▸ What the exercise asks: Sift the listing for lines that hold the string "background" and pull them out.

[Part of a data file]
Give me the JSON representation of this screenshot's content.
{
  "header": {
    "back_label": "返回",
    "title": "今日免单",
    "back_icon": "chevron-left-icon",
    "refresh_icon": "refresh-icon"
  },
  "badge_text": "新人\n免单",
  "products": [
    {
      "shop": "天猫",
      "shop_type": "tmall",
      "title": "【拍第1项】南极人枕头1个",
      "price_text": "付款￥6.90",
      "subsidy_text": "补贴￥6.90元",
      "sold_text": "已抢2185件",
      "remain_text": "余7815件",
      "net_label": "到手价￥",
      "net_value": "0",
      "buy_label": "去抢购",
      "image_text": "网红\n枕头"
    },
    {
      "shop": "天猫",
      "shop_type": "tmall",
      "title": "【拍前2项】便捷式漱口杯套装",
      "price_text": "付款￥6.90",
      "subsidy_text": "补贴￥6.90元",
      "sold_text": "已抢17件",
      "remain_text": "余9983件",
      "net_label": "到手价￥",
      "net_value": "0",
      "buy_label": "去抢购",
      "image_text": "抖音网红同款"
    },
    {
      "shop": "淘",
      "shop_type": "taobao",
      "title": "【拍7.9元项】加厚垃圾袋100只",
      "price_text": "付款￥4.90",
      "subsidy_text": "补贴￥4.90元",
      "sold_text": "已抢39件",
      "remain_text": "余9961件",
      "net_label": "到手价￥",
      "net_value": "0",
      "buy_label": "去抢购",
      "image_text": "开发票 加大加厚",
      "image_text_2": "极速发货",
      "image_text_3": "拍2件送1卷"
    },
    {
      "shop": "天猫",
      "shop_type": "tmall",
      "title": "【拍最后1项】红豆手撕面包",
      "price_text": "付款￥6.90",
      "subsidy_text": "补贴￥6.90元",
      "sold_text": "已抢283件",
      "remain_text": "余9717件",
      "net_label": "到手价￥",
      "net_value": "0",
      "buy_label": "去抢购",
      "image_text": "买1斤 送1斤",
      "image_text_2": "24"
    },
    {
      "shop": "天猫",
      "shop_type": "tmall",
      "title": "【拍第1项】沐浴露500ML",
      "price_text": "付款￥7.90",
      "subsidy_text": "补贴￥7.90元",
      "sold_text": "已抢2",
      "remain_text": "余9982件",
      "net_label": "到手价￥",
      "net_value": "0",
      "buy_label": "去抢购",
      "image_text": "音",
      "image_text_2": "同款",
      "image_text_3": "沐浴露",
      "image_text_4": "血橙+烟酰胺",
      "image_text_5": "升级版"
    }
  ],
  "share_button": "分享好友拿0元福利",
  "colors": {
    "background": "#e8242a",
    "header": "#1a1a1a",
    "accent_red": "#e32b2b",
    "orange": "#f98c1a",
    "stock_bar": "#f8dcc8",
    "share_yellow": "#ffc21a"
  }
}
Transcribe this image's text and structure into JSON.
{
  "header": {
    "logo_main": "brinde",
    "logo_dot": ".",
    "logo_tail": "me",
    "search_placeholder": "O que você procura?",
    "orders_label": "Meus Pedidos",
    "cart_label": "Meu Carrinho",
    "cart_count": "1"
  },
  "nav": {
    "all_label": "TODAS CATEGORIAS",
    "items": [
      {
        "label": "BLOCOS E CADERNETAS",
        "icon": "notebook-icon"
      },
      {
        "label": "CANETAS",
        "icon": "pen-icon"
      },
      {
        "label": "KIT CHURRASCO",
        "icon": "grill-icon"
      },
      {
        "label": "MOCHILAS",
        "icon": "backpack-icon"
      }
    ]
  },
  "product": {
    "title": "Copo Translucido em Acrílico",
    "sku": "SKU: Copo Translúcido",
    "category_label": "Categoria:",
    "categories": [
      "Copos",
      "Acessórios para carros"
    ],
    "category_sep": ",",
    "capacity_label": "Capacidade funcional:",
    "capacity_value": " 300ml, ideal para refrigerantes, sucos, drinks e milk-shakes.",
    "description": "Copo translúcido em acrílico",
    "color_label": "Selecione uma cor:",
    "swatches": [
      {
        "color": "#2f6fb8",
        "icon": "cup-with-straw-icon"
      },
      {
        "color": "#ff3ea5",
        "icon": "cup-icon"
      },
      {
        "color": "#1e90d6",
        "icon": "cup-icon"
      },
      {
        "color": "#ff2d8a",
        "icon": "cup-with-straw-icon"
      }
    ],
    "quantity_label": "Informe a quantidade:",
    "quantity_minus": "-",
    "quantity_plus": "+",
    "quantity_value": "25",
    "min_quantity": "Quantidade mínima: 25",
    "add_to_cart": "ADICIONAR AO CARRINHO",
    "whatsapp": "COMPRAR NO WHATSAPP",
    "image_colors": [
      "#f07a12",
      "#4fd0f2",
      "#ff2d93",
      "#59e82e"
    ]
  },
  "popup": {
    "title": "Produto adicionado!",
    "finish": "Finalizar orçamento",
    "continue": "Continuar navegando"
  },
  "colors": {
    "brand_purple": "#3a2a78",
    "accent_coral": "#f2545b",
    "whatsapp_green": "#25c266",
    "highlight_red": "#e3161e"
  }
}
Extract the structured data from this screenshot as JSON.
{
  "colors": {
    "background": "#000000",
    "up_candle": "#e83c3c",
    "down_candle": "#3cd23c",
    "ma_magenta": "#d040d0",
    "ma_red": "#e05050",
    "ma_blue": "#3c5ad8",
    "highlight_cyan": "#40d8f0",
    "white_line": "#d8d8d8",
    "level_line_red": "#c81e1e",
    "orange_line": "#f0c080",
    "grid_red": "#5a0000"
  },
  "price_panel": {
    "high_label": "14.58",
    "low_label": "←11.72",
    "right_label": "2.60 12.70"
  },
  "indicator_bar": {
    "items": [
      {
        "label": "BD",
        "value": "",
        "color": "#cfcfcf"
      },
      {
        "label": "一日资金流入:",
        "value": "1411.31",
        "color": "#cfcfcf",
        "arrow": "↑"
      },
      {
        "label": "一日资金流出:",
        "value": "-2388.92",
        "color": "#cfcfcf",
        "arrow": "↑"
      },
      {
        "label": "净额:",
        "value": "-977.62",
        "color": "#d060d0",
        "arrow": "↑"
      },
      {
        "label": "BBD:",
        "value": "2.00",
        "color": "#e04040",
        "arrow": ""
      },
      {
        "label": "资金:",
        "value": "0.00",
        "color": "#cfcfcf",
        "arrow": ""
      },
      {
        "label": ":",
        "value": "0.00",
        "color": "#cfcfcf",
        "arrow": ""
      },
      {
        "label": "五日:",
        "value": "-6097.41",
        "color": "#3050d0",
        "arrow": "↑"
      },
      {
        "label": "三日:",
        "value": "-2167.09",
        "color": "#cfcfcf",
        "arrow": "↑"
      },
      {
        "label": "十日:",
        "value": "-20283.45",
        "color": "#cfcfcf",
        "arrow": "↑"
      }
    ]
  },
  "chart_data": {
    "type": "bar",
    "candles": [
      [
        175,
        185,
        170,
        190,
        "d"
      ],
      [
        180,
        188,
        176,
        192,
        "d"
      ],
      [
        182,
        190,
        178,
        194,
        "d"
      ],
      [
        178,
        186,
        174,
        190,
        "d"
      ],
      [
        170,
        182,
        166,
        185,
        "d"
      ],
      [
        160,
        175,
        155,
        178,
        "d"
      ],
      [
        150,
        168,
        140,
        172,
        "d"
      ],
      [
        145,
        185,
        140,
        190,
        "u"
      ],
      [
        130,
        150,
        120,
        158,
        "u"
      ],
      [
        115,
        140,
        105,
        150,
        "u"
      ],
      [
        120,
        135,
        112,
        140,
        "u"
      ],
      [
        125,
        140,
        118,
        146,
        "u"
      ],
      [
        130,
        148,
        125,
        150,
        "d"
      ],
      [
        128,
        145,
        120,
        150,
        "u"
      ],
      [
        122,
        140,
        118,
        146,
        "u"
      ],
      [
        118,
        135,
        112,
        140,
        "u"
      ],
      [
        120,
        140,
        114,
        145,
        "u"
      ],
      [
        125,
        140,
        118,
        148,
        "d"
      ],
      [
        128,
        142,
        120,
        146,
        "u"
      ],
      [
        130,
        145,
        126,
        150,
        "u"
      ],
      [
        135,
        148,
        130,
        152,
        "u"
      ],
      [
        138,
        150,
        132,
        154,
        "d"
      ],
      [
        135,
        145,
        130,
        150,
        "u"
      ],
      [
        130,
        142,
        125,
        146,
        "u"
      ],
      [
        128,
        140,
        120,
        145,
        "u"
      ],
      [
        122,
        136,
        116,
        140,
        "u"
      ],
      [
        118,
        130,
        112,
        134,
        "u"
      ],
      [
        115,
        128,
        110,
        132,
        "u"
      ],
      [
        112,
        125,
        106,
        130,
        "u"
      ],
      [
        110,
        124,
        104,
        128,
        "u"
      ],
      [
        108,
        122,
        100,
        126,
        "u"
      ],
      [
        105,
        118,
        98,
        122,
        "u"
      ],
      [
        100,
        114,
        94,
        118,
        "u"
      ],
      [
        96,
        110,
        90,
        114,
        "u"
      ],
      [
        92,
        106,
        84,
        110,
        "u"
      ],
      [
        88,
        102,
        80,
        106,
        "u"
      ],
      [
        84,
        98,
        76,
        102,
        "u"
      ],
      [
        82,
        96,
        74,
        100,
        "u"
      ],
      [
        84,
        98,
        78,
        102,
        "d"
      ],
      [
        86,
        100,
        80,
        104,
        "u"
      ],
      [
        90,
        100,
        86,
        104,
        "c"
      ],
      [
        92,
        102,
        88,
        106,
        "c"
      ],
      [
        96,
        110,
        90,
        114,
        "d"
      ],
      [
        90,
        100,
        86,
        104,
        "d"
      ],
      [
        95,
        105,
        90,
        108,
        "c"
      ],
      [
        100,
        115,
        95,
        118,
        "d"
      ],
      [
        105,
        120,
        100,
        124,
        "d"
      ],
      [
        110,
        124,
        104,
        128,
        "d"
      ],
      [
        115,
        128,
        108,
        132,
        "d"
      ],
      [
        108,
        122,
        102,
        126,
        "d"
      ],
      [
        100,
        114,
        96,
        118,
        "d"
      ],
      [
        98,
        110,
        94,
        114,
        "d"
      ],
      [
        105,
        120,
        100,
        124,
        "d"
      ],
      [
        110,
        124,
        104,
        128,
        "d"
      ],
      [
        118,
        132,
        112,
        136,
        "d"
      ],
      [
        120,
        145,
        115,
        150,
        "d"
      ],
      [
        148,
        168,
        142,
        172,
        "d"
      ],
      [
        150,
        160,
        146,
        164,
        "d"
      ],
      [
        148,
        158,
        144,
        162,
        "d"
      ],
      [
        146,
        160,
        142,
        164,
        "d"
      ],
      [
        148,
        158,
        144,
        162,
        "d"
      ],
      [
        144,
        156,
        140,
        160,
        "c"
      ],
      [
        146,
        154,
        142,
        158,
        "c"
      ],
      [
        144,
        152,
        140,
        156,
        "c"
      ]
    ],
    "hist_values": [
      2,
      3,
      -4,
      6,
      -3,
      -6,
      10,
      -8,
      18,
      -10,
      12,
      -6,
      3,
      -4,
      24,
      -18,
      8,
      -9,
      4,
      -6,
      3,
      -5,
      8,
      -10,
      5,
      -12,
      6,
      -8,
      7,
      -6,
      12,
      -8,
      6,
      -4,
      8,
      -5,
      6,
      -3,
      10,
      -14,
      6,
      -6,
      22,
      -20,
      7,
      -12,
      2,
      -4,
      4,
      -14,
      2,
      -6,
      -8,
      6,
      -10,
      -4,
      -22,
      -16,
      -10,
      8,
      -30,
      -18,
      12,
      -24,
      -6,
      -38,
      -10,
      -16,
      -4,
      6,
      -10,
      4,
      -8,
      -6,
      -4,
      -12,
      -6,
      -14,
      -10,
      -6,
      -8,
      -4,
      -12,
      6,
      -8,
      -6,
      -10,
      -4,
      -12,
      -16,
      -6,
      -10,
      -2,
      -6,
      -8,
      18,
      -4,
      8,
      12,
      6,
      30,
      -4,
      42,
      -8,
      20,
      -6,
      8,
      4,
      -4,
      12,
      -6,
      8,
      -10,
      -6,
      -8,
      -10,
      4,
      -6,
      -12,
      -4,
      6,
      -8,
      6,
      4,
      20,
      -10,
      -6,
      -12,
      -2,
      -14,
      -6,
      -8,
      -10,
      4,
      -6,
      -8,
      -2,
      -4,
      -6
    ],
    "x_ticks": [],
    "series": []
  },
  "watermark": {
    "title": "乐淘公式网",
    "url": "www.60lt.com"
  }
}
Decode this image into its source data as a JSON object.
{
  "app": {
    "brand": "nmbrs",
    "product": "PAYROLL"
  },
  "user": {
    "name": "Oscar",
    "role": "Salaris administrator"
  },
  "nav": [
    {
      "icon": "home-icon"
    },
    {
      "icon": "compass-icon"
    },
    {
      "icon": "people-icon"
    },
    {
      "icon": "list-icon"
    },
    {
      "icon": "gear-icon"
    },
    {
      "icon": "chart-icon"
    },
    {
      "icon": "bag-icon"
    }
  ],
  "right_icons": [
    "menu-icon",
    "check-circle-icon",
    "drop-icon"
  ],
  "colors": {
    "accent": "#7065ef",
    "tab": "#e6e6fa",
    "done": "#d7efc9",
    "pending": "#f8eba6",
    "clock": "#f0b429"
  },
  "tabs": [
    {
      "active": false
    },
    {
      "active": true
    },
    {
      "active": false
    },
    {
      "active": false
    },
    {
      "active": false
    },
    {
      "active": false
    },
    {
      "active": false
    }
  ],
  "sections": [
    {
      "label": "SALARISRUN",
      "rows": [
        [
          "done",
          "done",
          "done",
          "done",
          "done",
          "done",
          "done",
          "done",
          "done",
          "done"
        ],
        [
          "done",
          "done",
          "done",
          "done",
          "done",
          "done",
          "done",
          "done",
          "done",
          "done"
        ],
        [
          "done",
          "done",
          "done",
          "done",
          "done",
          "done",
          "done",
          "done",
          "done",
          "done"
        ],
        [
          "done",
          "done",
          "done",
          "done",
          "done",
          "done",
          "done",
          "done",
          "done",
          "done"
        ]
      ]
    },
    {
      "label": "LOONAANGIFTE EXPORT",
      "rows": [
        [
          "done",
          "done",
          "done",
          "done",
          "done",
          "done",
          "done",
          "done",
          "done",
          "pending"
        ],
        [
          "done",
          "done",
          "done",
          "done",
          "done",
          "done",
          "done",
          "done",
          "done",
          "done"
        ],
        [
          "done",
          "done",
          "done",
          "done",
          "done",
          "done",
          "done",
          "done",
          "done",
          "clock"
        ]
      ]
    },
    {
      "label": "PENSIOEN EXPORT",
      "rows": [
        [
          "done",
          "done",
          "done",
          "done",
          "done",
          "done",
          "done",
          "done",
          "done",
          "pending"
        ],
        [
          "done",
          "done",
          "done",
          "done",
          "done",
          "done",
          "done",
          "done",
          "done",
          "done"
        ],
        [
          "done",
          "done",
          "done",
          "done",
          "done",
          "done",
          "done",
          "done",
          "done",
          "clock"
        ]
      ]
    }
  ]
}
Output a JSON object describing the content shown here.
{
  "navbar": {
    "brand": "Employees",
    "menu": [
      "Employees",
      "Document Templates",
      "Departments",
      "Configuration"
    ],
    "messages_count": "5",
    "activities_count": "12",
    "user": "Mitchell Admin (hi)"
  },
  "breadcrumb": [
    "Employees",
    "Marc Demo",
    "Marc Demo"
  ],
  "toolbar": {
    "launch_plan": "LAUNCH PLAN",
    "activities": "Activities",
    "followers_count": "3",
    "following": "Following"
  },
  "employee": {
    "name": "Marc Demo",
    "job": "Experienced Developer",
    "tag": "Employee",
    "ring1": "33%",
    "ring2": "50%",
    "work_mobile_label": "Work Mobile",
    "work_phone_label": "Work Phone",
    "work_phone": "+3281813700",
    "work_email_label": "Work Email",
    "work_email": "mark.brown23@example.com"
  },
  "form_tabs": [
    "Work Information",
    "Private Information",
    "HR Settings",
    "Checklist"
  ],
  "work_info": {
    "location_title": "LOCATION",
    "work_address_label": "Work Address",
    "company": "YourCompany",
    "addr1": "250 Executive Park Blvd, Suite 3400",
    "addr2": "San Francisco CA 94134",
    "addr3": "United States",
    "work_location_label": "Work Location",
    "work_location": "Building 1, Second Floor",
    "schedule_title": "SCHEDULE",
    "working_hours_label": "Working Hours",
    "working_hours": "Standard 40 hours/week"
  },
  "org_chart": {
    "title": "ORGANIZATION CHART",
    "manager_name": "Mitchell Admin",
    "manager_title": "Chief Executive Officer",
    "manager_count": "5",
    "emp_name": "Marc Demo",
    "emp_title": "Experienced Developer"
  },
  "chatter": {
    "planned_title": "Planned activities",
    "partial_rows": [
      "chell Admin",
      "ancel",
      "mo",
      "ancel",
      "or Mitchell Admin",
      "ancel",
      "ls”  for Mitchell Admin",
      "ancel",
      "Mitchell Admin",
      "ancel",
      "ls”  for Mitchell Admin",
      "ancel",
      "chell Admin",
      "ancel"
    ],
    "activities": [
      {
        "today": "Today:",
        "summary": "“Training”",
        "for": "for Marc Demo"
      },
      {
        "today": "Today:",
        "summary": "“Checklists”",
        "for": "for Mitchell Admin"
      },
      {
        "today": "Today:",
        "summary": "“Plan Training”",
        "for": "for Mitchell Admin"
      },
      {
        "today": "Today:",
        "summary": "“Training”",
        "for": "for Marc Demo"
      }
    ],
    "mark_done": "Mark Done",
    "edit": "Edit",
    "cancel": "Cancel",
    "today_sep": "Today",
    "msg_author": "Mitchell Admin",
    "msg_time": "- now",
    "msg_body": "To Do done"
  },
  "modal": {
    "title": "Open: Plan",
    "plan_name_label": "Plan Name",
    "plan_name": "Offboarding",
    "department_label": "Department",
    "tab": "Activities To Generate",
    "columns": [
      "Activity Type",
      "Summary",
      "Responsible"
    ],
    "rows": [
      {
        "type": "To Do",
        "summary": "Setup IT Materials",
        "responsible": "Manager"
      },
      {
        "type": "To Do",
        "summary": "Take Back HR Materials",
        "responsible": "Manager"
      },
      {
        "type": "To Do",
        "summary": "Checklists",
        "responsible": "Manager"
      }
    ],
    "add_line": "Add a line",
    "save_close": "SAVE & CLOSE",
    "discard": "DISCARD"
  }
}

▸ Expected answer:
    "background": "#e8242a",
    "background": "#000000",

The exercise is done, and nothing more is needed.